#### [AIM OF THE TASK]
For the data below, report the number of lines that contain the string "certify" and nothing else.
┄┄┄┄┄┄┄┄┄┄┄┄┄┄┄┄┄┄┄┄
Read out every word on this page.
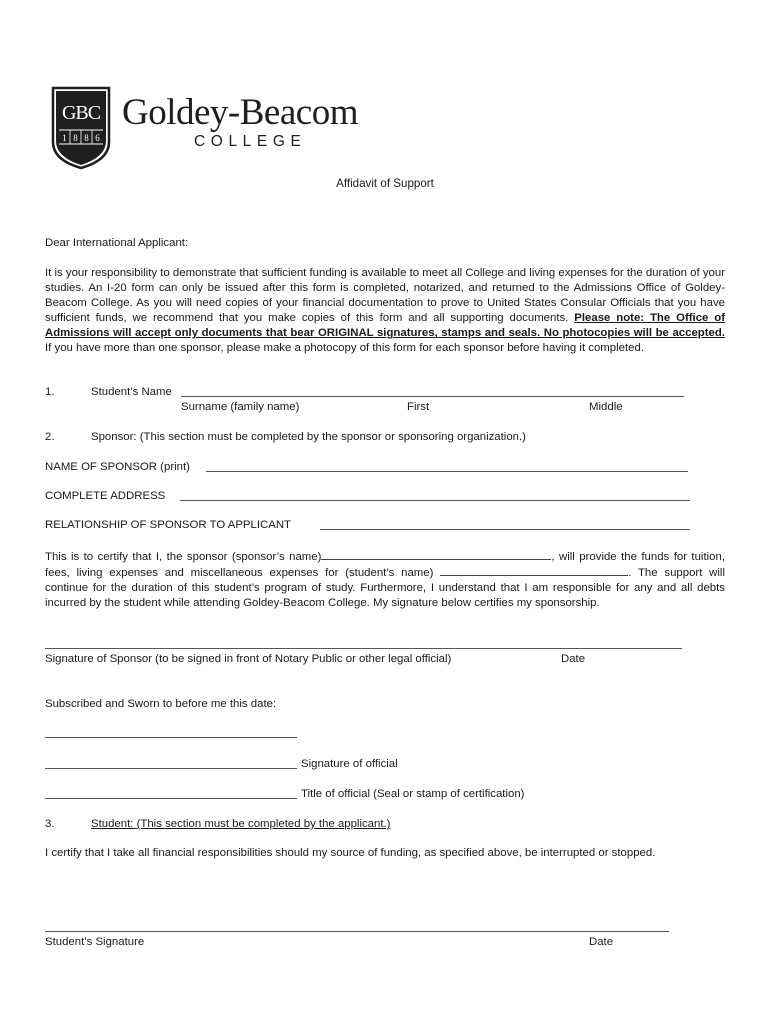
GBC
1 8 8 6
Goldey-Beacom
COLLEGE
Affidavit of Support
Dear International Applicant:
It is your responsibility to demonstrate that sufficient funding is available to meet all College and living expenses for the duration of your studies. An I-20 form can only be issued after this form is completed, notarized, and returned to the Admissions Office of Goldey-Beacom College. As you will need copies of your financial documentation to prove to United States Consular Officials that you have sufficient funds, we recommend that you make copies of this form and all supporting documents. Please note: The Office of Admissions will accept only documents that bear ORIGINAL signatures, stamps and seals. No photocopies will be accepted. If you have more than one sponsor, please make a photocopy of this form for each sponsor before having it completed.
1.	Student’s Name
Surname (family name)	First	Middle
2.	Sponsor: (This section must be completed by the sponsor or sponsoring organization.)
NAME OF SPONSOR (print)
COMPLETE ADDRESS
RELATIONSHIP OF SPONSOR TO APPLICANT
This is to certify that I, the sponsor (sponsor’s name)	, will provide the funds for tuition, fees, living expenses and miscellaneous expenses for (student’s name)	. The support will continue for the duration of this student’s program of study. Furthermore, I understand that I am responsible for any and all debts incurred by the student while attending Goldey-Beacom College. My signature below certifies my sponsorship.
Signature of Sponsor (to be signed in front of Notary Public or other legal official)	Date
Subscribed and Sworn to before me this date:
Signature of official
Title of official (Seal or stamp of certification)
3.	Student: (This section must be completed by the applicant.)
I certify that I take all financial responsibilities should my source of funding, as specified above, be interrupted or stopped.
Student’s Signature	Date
┄┄┄┄┄┄┄┄┄┄┄┄┄┄┄┄┄┄┄┄
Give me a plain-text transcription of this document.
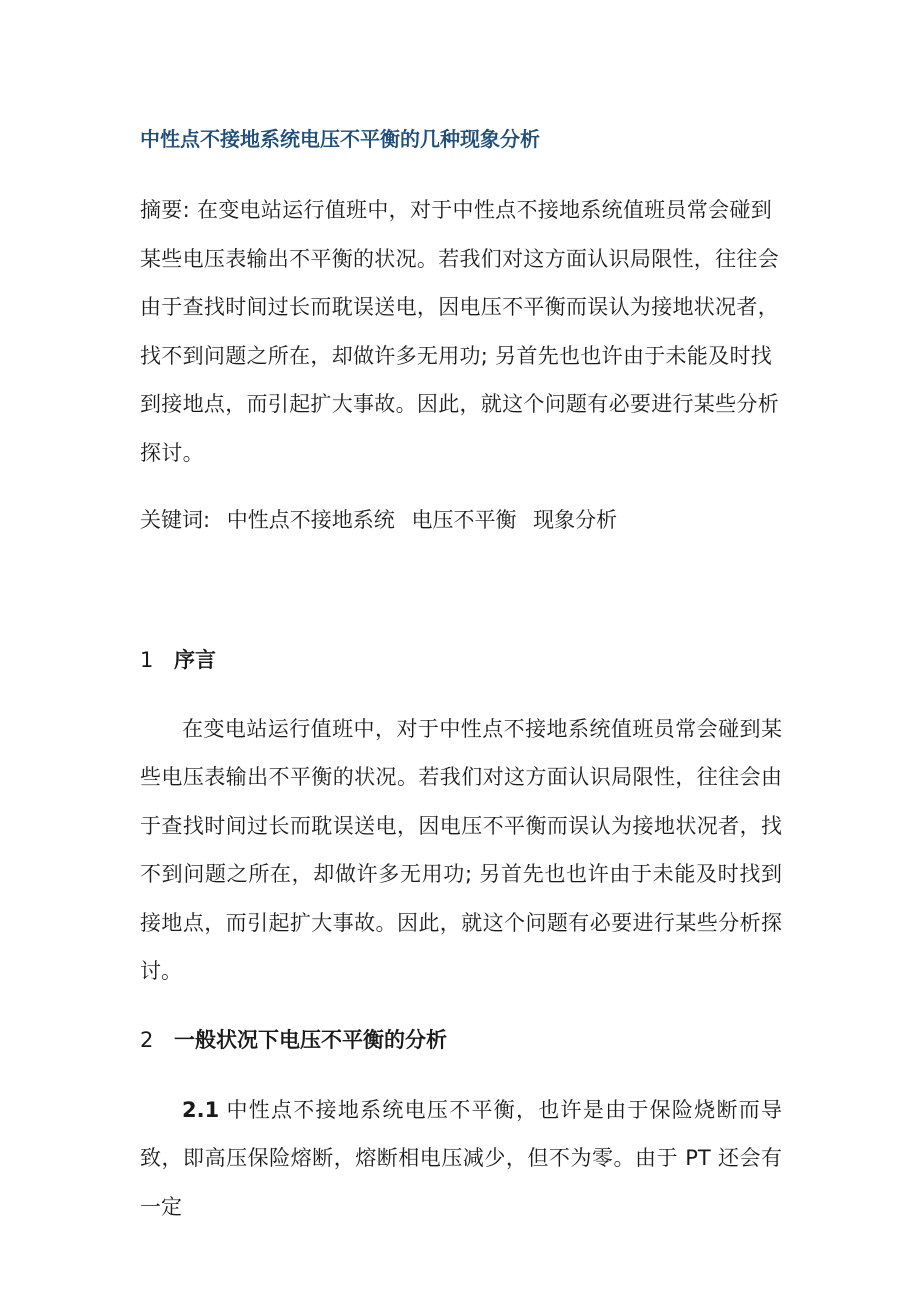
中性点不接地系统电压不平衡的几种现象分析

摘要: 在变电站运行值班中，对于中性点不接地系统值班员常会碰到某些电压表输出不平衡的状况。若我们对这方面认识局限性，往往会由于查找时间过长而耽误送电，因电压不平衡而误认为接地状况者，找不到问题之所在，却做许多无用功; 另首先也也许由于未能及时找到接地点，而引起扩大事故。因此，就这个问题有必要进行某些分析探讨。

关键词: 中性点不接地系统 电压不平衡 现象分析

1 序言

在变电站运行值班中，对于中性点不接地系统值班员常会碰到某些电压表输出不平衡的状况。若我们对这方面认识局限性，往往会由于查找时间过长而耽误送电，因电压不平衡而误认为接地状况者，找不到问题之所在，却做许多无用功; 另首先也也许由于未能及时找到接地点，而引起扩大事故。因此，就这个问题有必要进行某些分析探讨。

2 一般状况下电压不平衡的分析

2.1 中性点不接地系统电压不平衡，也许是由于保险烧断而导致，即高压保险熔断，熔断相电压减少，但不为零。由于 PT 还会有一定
┄┄┄┄┄┄┄┄┄┄┄┄┄┄┄┄┄┄┄┄
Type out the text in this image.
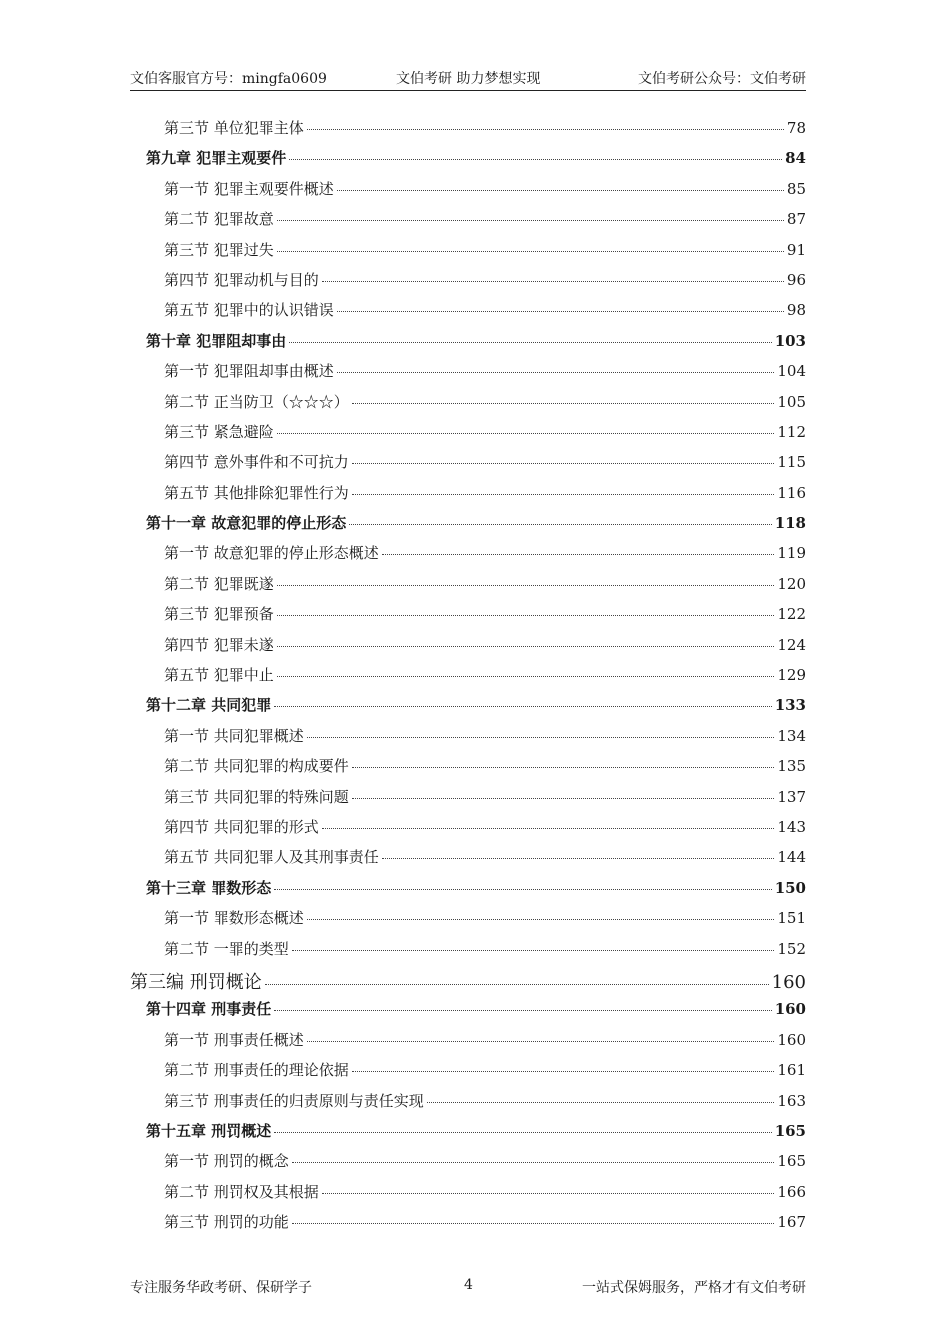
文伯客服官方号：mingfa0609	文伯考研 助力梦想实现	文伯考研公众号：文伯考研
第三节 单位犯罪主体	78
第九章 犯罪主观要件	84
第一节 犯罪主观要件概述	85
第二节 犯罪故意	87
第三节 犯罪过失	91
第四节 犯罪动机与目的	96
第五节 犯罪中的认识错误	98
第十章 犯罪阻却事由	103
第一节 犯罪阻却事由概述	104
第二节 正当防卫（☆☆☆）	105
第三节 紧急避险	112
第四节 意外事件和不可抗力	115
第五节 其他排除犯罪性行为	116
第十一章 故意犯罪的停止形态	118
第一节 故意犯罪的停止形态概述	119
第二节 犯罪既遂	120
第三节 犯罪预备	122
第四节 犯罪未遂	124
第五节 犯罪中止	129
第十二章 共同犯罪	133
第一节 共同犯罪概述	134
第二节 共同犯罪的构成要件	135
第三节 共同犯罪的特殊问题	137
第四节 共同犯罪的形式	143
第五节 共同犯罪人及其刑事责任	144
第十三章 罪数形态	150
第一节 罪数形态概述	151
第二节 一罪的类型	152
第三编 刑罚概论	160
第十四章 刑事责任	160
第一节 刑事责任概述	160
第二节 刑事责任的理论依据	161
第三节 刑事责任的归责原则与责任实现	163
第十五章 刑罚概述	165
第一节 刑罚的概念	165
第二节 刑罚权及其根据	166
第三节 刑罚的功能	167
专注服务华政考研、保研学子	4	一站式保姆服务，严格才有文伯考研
┄┄┄┄┄┄┄┄┄┄┄┄┄┄┄┄┄┄┄┄
#### [FINISHED EXERCISE]
2